§ **The problem**
The data below should be restated word for word, with every picture omitted.

Data entries
···

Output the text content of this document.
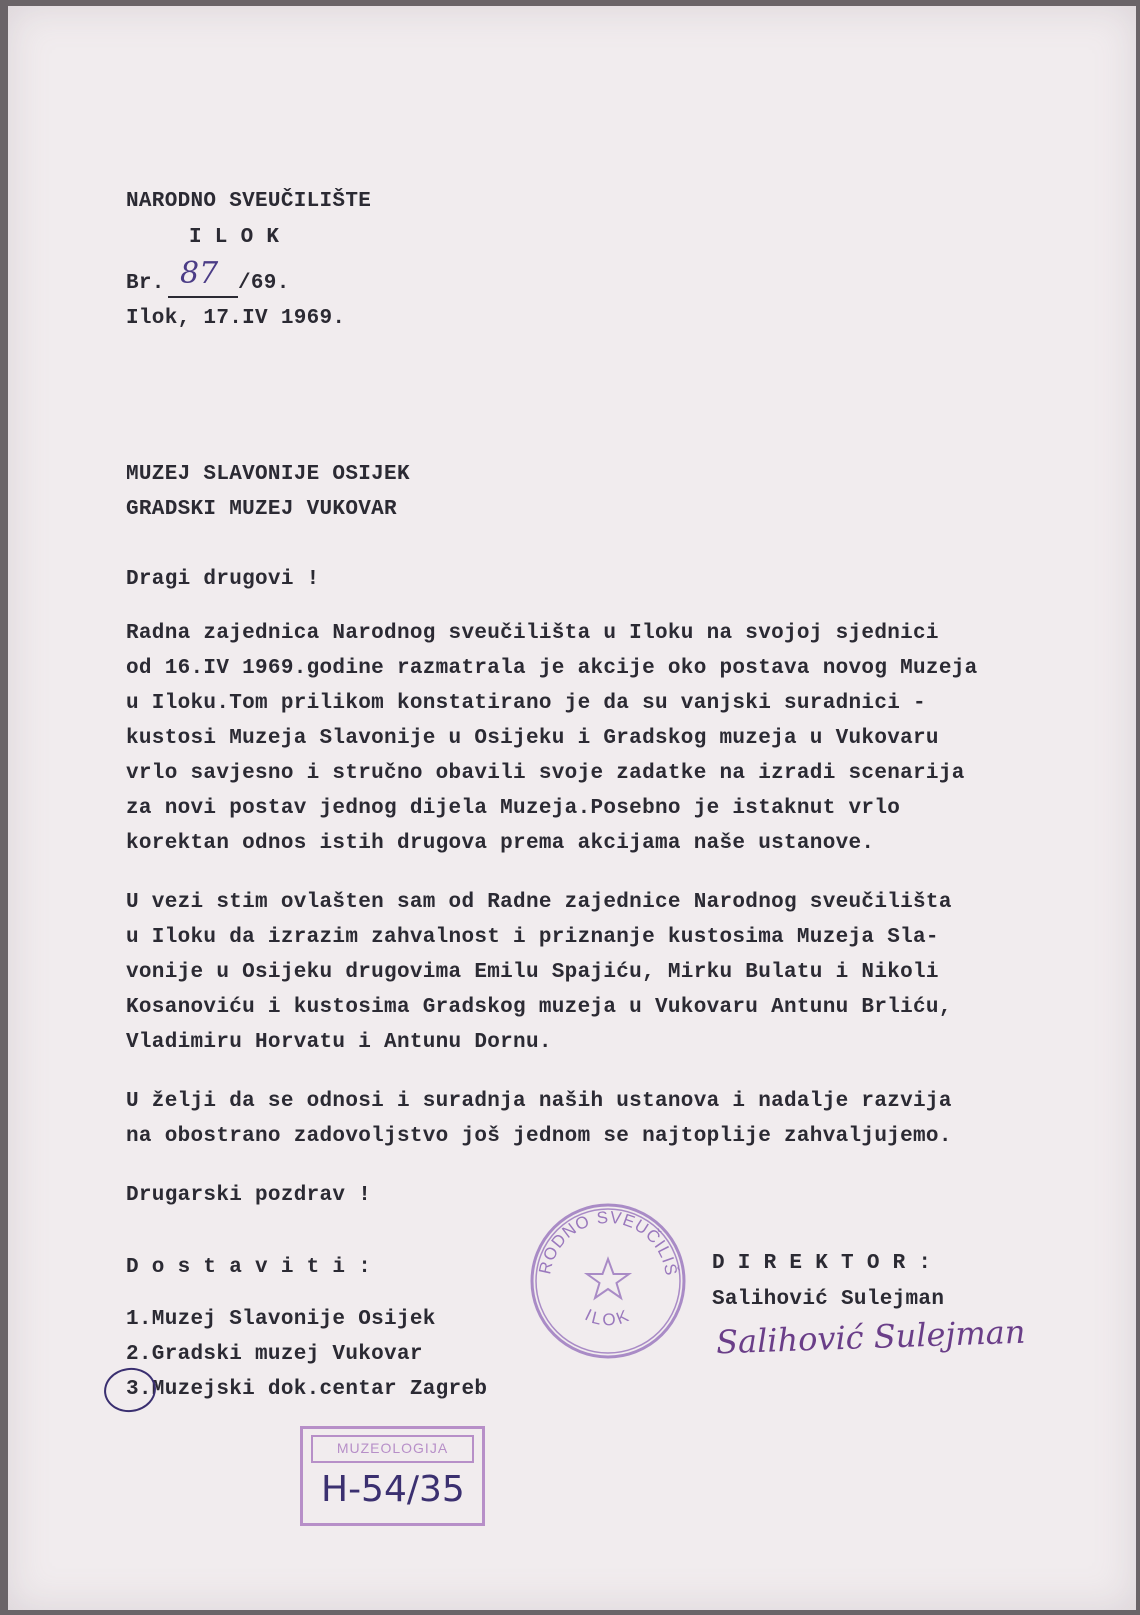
NARODNO SVEUČILIŠTE
I L O K
Br. 87 /69.
Ilok, 17.IV 1969.
MUZEJ SLAVONIJE OSIJEK
GRADSKI MUZEJ VUKOVAR
Dragi drugovi !
Radna zajednica Narodnog sveučilišta u Iloku na svojoj sjednici
od 16.IV 1969.godine razmatrala je akcije oko postava novog Muzeja
u Iloku.Tom prilikom konstatirano je da su vanjski suradnici -
kustosi Muzeja Slavonije u Osijeku i Gradskog muzeja u Vukovaru
vrlo savjesno i stručno obavili svoje zadatke na izradi scenarija
za novi postav jednog dijela Muzeja.Posebno je istaknut vrlo
korektan odnos istih drugova prema akcijama naše ustanove.
U vezi stim ovlašten sam od Radne zajednice Narodnog sveučilišta
u Iloku da izrazim zahvalnost i priznanje kustosima Muzeja Sla-
vonije u Osijeku drugovima Emilu Spajiću, Mirku Bulatu i Nikoli
Kosanoviću i kustosima Gradskog muzeja u Vukovaru Antunu Brliću,
Vladimiru Horvatu i Antunu Dornu.
U želji da se odnosi i suradnja naših ustanova i nadalje razvija
na obostrano zadovoljstvo još jednom se najtoplije zahvaljujemo.
Drugarski pozdrav !
D o s t a v i t i :
1.Muzej Slavonije Osijek
2.Gradski muzej Vukovar
3.Muzejski dok.centar Zagreb
D I R E K T O R :
Salihović Sulejman
Salihović Sulejman
RODNO SVEUČILIŠ
ILOK
MUZEOLOGIJA
H-54/35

···

§ **Solved problem**
Output the text content of this document.
NARODNO SVEUČILIŠTE
I L O K
Br. 87 /69.
Ilok, 17.IV 1969.
MUZEJ SLAVONIJE OSIJEK
GRADSKI MUZEJ VUKOVAR
Dragi drugovi !
Radna zajednica Narodnog sveučilišta u Iloku na svojoj sjednici
od 16.IV 1969.godine razmatrala je akcije oko postava novog Muzeja
u Iloku.Tom prilikom konstatirano je da su vanjski suradnici -
kustosi Muzeja Slavonije u Osijeku i Gradskog muzeja u Vukovaru
vrlo savjesno i stručno obavili svoje zadatke na izradi scenarija
za novi postav jednog dijela Muzeja.Posebno je istaknut vrlo
korektan odnos istih drugova prema akcijama naše ustanove.
U vezi stim ovlašten sam od Radne zajednice Narodnog sveučilišta
u Iloku da izrazim zahvalnost i priznanje kustosima Muzeja Sla-
vonije u Osijeku drugovima Emilu Spajiću, Mirku Bulatu i Nikoli
Kosanoviću i kustosima Gradskog muzeja u Vukovaru Antunu Brliću,
Vladimiru Horvatu i Antunu Dornu.
U želji da se odnosi i suradnja naših ustanova i nadalje razvija
na obostrano zadovoljstvo još jednom se najtoplije zahvaljujemo.
Drugarski pozdrav !
D o s t a v i t i :
1.Muzej Slavonije Osijek
2.Gradski muzej Vukovar
3.Muzejski dok.centar Zagreb
D I R E K T O R :
Salihović Sulejman
Salihović Sulejman
RODNO SVEUČILIŠ
ILOK
MUZEOLOGIJA
H-54/35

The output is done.